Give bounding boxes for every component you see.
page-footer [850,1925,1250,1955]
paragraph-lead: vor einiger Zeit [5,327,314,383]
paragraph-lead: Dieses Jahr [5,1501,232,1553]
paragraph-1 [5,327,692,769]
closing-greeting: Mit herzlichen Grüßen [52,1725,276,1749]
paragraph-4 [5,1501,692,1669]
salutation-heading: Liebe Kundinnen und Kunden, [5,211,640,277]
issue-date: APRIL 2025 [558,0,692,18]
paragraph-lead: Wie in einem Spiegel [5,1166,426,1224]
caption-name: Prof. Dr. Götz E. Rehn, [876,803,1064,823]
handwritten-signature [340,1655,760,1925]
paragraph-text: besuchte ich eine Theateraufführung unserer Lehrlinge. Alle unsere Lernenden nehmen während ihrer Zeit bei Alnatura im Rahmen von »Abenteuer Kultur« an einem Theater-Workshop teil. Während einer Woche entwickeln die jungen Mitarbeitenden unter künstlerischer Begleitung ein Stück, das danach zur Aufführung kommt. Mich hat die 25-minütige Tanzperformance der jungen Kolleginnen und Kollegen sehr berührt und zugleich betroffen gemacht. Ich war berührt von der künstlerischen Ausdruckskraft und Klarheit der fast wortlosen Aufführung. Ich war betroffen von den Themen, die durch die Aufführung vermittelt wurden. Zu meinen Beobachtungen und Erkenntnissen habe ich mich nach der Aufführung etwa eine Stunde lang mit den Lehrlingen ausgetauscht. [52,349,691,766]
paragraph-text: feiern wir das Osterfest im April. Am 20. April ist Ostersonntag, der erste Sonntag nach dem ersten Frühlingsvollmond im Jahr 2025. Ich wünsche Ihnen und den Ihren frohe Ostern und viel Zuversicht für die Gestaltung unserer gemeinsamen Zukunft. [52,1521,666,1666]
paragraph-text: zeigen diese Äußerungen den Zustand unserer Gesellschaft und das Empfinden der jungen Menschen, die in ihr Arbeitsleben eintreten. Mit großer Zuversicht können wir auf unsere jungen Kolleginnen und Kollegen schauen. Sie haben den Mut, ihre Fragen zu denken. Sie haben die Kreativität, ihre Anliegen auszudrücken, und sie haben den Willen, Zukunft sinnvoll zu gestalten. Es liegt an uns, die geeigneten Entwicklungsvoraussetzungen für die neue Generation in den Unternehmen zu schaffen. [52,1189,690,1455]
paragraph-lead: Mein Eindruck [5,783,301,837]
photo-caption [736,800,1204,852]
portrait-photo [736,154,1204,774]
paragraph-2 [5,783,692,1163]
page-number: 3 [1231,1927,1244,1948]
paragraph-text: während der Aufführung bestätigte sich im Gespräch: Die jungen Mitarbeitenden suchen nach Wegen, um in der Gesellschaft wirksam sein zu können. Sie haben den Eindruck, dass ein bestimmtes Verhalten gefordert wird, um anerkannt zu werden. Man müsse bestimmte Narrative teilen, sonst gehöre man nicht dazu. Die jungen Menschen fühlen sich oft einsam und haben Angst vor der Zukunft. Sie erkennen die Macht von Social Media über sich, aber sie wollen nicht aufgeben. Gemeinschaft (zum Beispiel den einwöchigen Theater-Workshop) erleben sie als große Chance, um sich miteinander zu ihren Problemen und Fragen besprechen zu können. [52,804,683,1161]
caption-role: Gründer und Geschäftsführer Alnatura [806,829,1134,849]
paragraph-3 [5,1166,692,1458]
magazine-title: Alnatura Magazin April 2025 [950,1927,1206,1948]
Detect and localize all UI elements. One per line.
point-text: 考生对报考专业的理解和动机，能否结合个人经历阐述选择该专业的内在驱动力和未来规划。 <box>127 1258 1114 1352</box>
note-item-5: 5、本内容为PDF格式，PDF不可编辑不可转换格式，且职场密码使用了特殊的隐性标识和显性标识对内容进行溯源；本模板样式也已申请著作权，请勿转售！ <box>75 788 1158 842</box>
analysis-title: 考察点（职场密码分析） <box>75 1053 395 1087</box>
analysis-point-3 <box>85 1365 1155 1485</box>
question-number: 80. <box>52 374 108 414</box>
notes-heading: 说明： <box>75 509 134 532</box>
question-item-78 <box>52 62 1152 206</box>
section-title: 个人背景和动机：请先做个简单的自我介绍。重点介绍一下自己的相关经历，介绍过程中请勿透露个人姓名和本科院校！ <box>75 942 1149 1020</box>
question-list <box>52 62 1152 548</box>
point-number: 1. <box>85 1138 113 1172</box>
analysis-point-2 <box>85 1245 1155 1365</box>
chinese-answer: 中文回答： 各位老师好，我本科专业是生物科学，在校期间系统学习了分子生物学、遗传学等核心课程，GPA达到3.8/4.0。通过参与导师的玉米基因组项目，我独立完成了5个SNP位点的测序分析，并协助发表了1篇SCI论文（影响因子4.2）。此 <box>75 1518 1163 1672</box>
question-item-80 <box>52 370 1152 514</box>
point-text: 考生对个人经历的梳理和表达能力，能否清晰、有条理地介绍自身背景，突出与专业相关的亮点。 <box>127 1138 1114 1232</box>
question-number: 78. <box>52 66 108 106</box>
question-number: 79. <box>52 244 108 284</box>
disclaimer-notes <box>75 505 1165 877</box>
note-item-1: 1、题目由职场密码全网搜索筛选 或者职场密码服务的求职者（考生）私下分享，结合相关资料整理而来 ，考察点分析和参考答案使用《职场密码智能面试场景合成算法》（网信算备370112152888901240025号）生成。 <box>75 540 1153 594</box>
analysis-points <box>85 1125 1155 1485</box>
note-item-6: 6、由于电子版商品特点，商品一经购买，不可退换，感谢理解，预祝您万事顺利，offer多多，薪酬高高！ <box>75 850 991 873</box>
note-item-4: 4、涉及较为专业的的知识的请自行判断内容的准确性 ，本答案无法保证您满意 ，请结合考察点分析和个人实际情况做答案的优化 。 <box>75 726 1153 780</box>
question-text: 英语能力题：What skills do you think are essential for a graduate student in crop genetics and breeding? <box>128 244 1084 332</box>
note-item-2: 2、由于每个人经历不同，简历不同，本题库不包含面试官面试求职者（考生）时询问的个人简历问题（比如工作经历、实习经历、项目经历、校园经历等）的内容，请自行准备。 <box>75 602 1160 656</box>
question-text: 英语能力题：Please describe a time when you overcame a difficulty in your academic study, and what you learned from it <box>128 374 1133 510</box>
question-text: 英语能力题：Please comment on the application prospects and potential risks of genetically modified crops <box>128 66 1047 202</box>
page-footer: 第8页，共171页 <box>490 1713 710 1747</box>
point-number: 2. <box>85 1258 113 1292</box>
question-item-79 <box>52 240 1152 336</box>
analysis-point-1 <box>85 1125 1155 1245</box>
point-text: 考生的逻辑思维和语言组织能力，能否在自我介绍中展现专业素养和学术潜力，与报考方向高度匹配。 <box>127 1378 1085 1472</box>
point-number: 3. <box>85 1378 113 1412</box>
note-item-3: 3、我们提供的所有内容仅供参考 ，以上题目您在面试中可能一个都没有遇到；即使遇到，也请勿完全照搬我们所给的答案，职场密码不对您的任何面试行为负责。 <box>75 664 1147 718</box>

• _Directions for this task_: Reproduce every line of the data above verbatim, preserving the original order.

• _Answer to the task_:
Give bounding boxes for every component you see.
page-footer [850,1925,1250,1955]
paragraph-lead: vor einiger Zeit [5,327,314,383]
paragraph-lead: Dieses Jahr [5,1501,232,1553]
paragraph-1 [5,327,692,769]
closing-greeting: Mit herzlichen Grüßen [52,1725,276,1749]
paragraph-4 [5,1501,692,1669]
salutation-heading: Liebe Kundinnen und Kunden, [5,211,640,277]
issue-date: APRIL 2025 [558,0,692,18]
paragraph-lead: Wie in einem Spiegel [5,1166,426,1224]
caption-name: Prof. Dr. Götz E. Rehn, [876,803,1064,823]
handwritten-signature [340,1655,760,1925]
paragraph-text: besuchte ich eine Theateraufführung unserer Lehrlinge. Alle unsere Lernenden nehmen während ihrer Zeit bei Alnatura im Rahmen von »Abenteuer Kultur« an einem Theater-Workshop teil. Während einer Woche entwickeln die jungen Mitarbeitenden unter künstlerischer Begleitung ein Stück, das danach zur Aufführung kommt. Mich hat die 25-minütige Tanzperformance der jungen Kolleginnen und Kollegen sehr berührt und zugleich betroffen gemacht. Ich war berührt von der künstlerischen Ausdruckskraft und Klarheit der fast wortlosen Aufführung. Ich war betroffen von den Themen, die durch die Aufführung vermittelt wurden. Zu meinen Beobachtungen und Erkenntnissen habe ich mich nach der Aufführung etwa eine Stunde lang mit den Lehrlingen ausgetauscht. [52,349,691,766]
paragraph-text: feiern wir das Osterfest im April. Am 20. April ist Ostersonntag, der erste Sonntag nach dem ersten Frühlingsvollmond im Jahr 2025. Ich wünsche Ihnen und den Ihren frohe Ostern und viel Zuversicht für die Gestaltung unserer gemeinsamen Zukunft. [52,1521,666,1666]
paragraph-text: zeigen diese Äußerungen den Zustand unserer Gesellschaft und das Empfinden der jungen Menschen, die in ihr Arbeitsleben eintreten. Mit großer Zuversicht können wir auf unsere jungen Kolleginnen und Kollegen schauen. Sie haben den Mut, ihre Fragen zu denken. Sie haben die Kreativität, ihre Anliegen auszudrücken, und sie haben den Willen, Zukunft sinnvoll zu gestalten. Es liegt an uns, die geeigneten Entwicklungsvoraussetzungen für die neue Generation in den Unternehmen zu schaffen. [52,1189,690,1455]
paragraph-lead: Mein Eindruck [5,783,301,837]
photo-caption [736,800,1204,852]
portrait-photo [736,154,1204,774]
paragraph-2 [5,783,692,1163]
page-number: 3 [1231,1927,1244,1948]
paragraph-text: während der Aufführung bestätigte sich im Gespräch: Die jungen Mitarbeitenden suchen nach Wegen, um in der Gesellschaft wirksam sein zu können. Sie haben den Eindruck, dass ein bestimmtes Verhalten gefordert wird, um anerkannt zu werden. Man müsse bestimmte Narrative teilen, sonst gehöre man nicht dazu. Die jungen Menschen fühlen sich oft einsam und haben Angst vor der Zukunft. Sie erkennen die Macht von Social Media über sich, aber sie wollen nicht aufgeben. Gemeinschaft (zum Beispiel den einwöchigen Theater-Workshop) erleben sie als große Chance, um sich miteinander zu ihren Problemen und Fragen besprechen zu können. [52,804,683,1161]
caption-role: Gründer und Geschäftsführer Alnatura [806,829,1134,849]
paragraph-3 [5,1166,692,1458]
magazine-title: Alnatura Magazin April 2025 [950,1927,1206,1948]
Detect and localize all UI elements. One per line.
point-text: 考生对报考专业的理解和动机，能否结合个人经历阐述选择该专业的内在驱动力和未来规划。 <box>127 1258 1114 1352</box>
note-item-5: 5、本内容为PDF格式，PDF不可编辑不可转换格式，且职场密码使用了特殊的隐性标识和显性标识对内容进行溯源；本模板样式也已申请著作权，请勿转售！ <box>75 788 1158 842</box>
analysis-title: 考察点（职场密码分析） <box>75 1053 395 1087</box>
analysis-point-3 <box>85 1365 1155 1485</box>
question-number: 80. <box>52 374 108 414</box>
notes-heading: 说明： <box>75 509 134 532</box>
question-item-78 <box>52 62 1152 206</box>
section-title: 个人背景和动机：请先做个简单的自我介绍。重点介绍一下自己的相关经历，介绍过程中请勿透露个人姓名和本科院校！ <box>75 942 1149 1020</box>
question-list <box>52 62 1152 548</box>
point-number: 1. <box>85 1138 113 1172</box>
analysis-point-2 <box>85 1245 1155 1365</box>
chinese-answer: 中文回答： 各位老师好，我本科专业是生物科学，在校期间系统学习了分子生物学、遗传学等核心课程，GPA达到3.8/4.0。通过参与导师的玉米基因组项目，我独立完成了5个SNP位点的测序分析，并协助发表了1篇SCI论文（影响因子4.2）。此 <box>75 1518 1163 1672</box>
question-item-80 <box>52 370 1152 514</box>
point-text: 考生对个人经历的梳理和表达能力，能否清晰、有条理地介绍自身背景，突出与专业相关的亮点。 <box>127 1138 1114 1232</box>
question-number: 78. <box>52 66 108 106</box>
question-number: 79. <box>52 244 108 284</box>
disclaimer-notes <box>75 505 1165 877</box>
note-item-1: 1、题目由职场密码全网搜索筛选 或者职场密码服务的求职者（考生）私下分享，结合相关资料整理而来 ，考察点分析和参考答案使用《职场密码智能面试场景合成算法》（网信算备370112152888901240025号）生成。 <box>75 540 1153 594</box>
analysis-points <box>85 1125 1155 1485</box>
note-item-6: 6、由于电子版商品特点，商品一经购买，不可退换，感谢理解，预祝您万事顺利，offer多多，薪酬高高！ <box>75 850 991 873</box>
note-item-4: 4、涉及较为专业的的知识的请自行判断内容的准确性 ，本答案无法保证您满意 ，请结合考察点分析和个人实际情况做答案的优化 。 <box>75 726 1153 780</box>
question-text: 英语能力题：What skills do you think are essential for a graduate student in crop genetics and breeding? <box>128 244 1084 332</box>
note-item-2: 2、由于每个人经历不同，简历不同，本题库不包含面试官面试求职者（考生）时询问的个人简历问题（比如工作经历、实习经历、项目经历、校园经历等）的内容，请自行准备。 <box>75 602 1160 656</box>
question-text: 英语能力题：Please describe a time when you overcame a difficulty in your academic study, and what you learned from it <box>128 374 1133 510</box>
question-text: 英语能力题：Please comment on the application prospects and potential risks of genetically modified crops <box>128 66 1047 202</box>
page-footer: 第8页，共171页 <box>490 1713 710 1747</box>
point-number: 2. <box>85 1258 113 1292</box>
question-item-79 <box>52 240 1152 336</box>
analysis-point-1 <box>85 1125 1155 1245</box>
point-text: 考生的逻辑思维和语言组织能力，能否在自我介绍中展现专业素养和学术潜力，与报考方向高度匹配。 <box>127 1378 1085 1472</box>
point-number: 3. <box>85 1378 113 1412</box>
note-item-3: 3、我们提供的所有内容仅供参考 ，以上题目您在面试中可能一个都没有遇到；即使遇到，也请勿完全照搬我们所给的答案，职场密码不对您的任何面试行为负责。 <box>75 664 1147 718</box>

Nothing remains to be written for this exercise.